## BEGIN Exercise data
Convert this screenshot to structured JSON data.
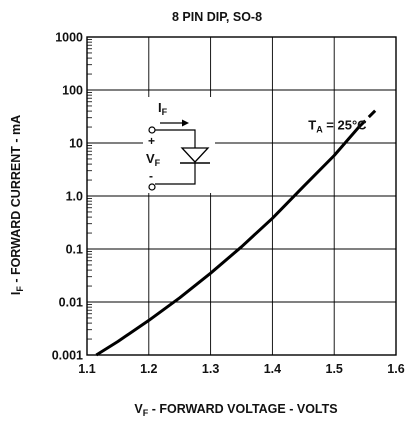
{
  "chart_data": {
    "type": "line",
    "title": "8 PIN DIP, SO-8",
    "xlabel": {
      "main": "V",
      "sub": "F",
      "rest": " -  FORWARD VOLTAGE -  VOLTS"
    },
    "ylabel": {
      "main": "I",
      "sub": "F",
      "rest": " -  FORWARD CURRENT -  mA"
    },
    "x_scale": "linear",
    "y_scale": "log",
    "xlim": [
      1.1,
      1.6
    ],
    "ylim": [
      0.001,
      1000
    ],
    "x_ticks": [
      "1.1",
      "1.2",
      "1.3",
      "1.4",
      "1.5",
      "1.6"
    ],
    "y_ticks": [
      "0.001",
      "0.01",
      "0.1",
      "1.0",
      "10",
      "100",
      "1000"
    ],
    "grid": true,
    "series": [
      {
        "line_style": "solid",
        "x": [
          1.115,
          1.15,
          1.2,
          1.25,
          1.3,
          1.35,
          1.4,
          1.45,
          1.5,
          1.54
        ],
        "y": [
          0.001,
          0.0018,
          0.0045,
          0.012,
          0.035,
          0.11,
          0.38,
          1.5,
          5.8,
          20
        ]
      },
      {
        "line_style": "dashed",
        "x": [
          1.54,
          1.555,
          1.57
        ],
        "y": [
          20,
          30,
          45
        ]
      }
    ],
    "annotation": {
      "main": "T",
      "sub": "A",
      "rest": " = 25°C",
      "x": 1.458,
      "y": 18
    },
    "inset": {
      "current_label": {
        "main": "I",
        "sub": "F"
      },
      "voltage_label": {
        "main": "V",
        "sub": "F"
      },
      "plus_sign": "+",
      "minus_sign": "-",
      "icon": "diode-symbol"
    },
    "colors": {
      "line": "#000000",
      "grid": "#000000",
      "text": "#111111"
    }
  }
}
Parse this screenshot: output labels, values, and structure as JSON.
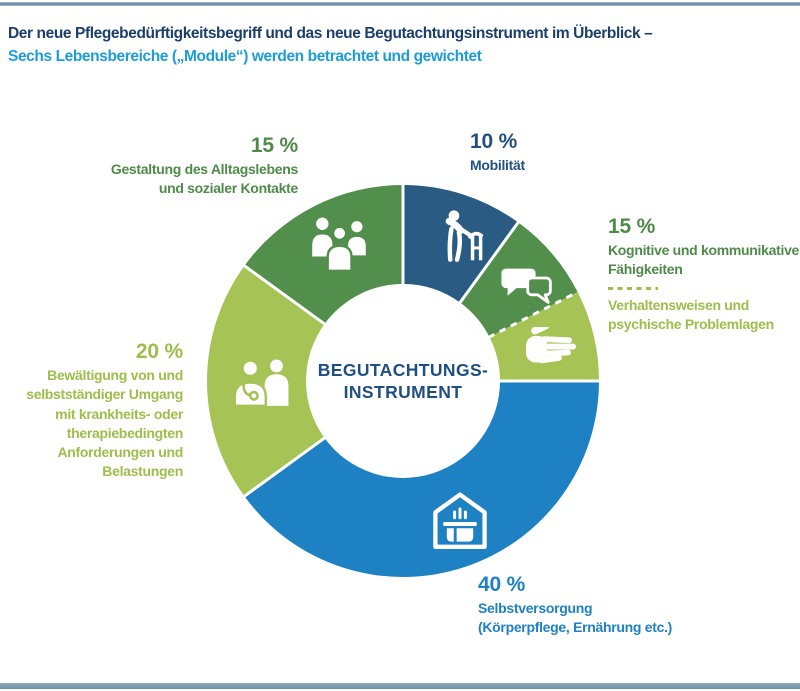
{
  "header": {
    "title_line1": "Der neue Pflegebedürftigkeitsbegriff und das neue Begutachtungsinstrument im Überblick –",
    "title_line2": "Sechs Lebensbereiche („Module“) werden betrachtet und gewichtet"
  },
  "colors": {
    "title_navy": "#1c3e6b",
    "subtitle_blue": "#1b9dd9",
    "label_navy": "#23507e",
    "label_green_dark": "#4f8a49",
    "label_green_lime": "#9dbe4a",
    "label_blue": "#1e81c3",
    "center_navy": "#1f4e80",
    "divider_white": "#ffffff",
    "rule_top_blue": "#54809f",
    "rule_bottom_blue": "#6a91a7"
  },
  "chart_data": {
    "type": "pie",
    "subtype": "donut",
    "direction": "clockwise",
    "start_angle_deg": 0,
    "center_label": [
      "BEGUTACHTUNGS-",
      "INSTRUMENT"
    ],
    "segments": [
      {
        "id": "mobilitaet",
        "label": "Mobilität",
        "percent": 10,
        "color": "#2a5b82",
        "icon": "walker-icon",
        "divider_after": "solid"
      },
      {
        "id": "kognitive_faehigkeiten",
        "label": "Kognitive und kommunikative Fähigkeiten",
        "percent": 7.5,
        "color": "#528e4c",
        "icon": "speech-bubbles-icon",
        "divider_after": "dashed"
      },
      {
        "id": "verhaltensweisen",
        "label": "Verhaltensweisen und psychische Problemlagen",
        "percent": 7.5,
        "color": "#a5c455",
        "icon": "hand-icon",
        "divider_after": "solid"
      },
      {
        "id": "selbstversorgung",
        "label": "Selbstversorgung (Körperpflege, Ernährung etc.)",
        "percent": 40,
        "color": "#1e81c3",
        "icon": "house-pot-icon",
        "divider_after": "solid"
      },
      {
        "id": "bewaeltigung",
        "label": "Bewältigung von und selbstständiger Umgang mit krankheits- oder therapiebedingten Anforderungen und Belastungen",
        "percent": 20,
        "color": "#a5c455",
        "icon": "doctor-patient-icon",
        "divider_after": "solid"
      },
      {
        "id": "gestaltung",
        "label": "Gestaltung des Alltagslebens und sozialer Kontakte",
        "percent": 15,
        "color": "#528e4c",
        "icon": "people-group-icon",
        "divider_after": "solid"
      }
    ]
  },
  "callouts": [
    {
      "id": "gestaltung",
      "percent": "15 %",
      "lines": [
        "Gestaltung des Alltagslebens",
        "und sozialer Kontakte"
      ],
      "color": "#4f8a49",
      "align": "right"
    },
    {
      "id": "mobilitaet",
      "percent": "10 %",
      "lines": [
        "Mobilität"
      ],
      "color": "#23507e",
      "align": "left"
    },
    {
      "id": "kognitiv_verhalten",
      "percent": "15 %",
      "group1": [
        "Kognitive und kommunikative",
        "Fähigkeiten"
      ],
      "group2": [
        "Verhaltensweisen und",
        "psychische Problemlagen"
      ],
      "color_group1": "#4f8a49",
      "color_group2": "#9dbe4a",
      "align": "left"
    },
    {
      "id": "bewaeltigung",
      "percent": "20 %",
      "lines": [
        "Bewältigung von und",
        "selbstständiger Umgang",
        "mit krankheits- oder",
        "therapiebedingten",
        "Anforderungen und",
        "Belastungen"
      ],
      "color": "#9dbe4a",
      "align": "right"
    },
    {
      "id": "selbstversorgung",
      "percent": "40 %",
      "lines": [
        "Selbstversorgung",
        "(Körperpflege, Ernährung etc.)"
      ],
      "color": "#1e81c3",
      "align": "left"
    }
  ]
}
## END Exercise data
Filter the records for lines holding the string "screenshot". Copy each one.

## The reply:
Convert this screenshot to structured JSON data.
Parse this screenshot: output labels, values, and structure as JSON.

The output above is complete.